* START *

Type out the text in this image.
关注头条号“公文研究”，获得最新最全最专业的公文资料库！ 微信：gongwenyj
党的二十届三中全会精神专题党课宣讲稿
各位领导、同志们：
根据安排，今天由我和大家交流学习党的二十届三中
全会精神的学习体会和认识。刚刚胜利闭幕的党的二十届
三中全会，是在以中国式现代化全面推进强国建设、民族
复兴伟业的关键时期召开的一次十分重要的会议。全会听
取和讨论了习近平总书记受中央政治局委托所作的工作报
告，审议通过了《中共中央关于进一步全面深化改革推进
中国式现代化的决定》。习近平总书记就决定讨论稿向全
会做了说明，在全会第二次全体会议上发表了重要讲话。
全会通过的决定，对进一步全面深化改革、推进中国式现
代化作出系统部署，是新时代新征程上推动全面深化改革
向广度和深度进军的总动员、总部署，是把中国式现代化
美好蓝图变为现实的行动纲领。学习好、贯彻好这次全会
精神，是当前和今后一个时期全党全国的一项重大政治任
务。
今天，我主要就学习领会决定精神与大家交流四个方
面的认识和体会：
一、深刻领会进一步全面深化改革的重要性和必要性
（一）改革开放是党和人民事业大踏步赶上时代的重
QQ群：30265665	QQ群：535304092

* END *

## Task requirements
Send back each record exactly as it stands.

## Exercise solution
Type out the text in this image.
关注头条号“公文研究”，获得最新最全最专业的公文资料库！ 微信：gongwenyj
党的二十届三中全会精神专题党课宣讲稿
各位领导、同志们：
根据安排，今天由我和大家交流学习党的二十届三中
全会精神的学习体会和认识。刚刚胜利闭幕的党的二十届
三中全会，是在以中国式现代化全面推进强国建设、民族
复兴伟业的关键时期召开的一次十分重要的会议。全会听
取和讨论了习近平总书记受中央政治局委托所作的工作报
告，审议通过了《中共中央关于进一步全面深化改革推进
中国式现代化的决定》。习近平总书记就决定讨论稿向全
会做了说明，在全会第二次全体会议上发表了重要讲话。
全会通过的决定，对进一步全面深化改革、推进中国式现
代化作出系统部署，是新时代新征程上推动全面深化改革
向广度和深度进军的总动员、总部署，是把中国式现代化
美好蓝图变为现实的行动纲领。学习好、贯彻好这次全会
精神，是当前和今后一个时期全党全国的一项重大政治任
务。
今天，我主要就学习领会决定精神与大家交流四个方
面的认识和体会：
一、深刻领会进一步全面深化改革的重要性和必要性
（一）改革开放是党和人民事业大踏步赶上时代的重
QQ群：30265665	QQ群：535304092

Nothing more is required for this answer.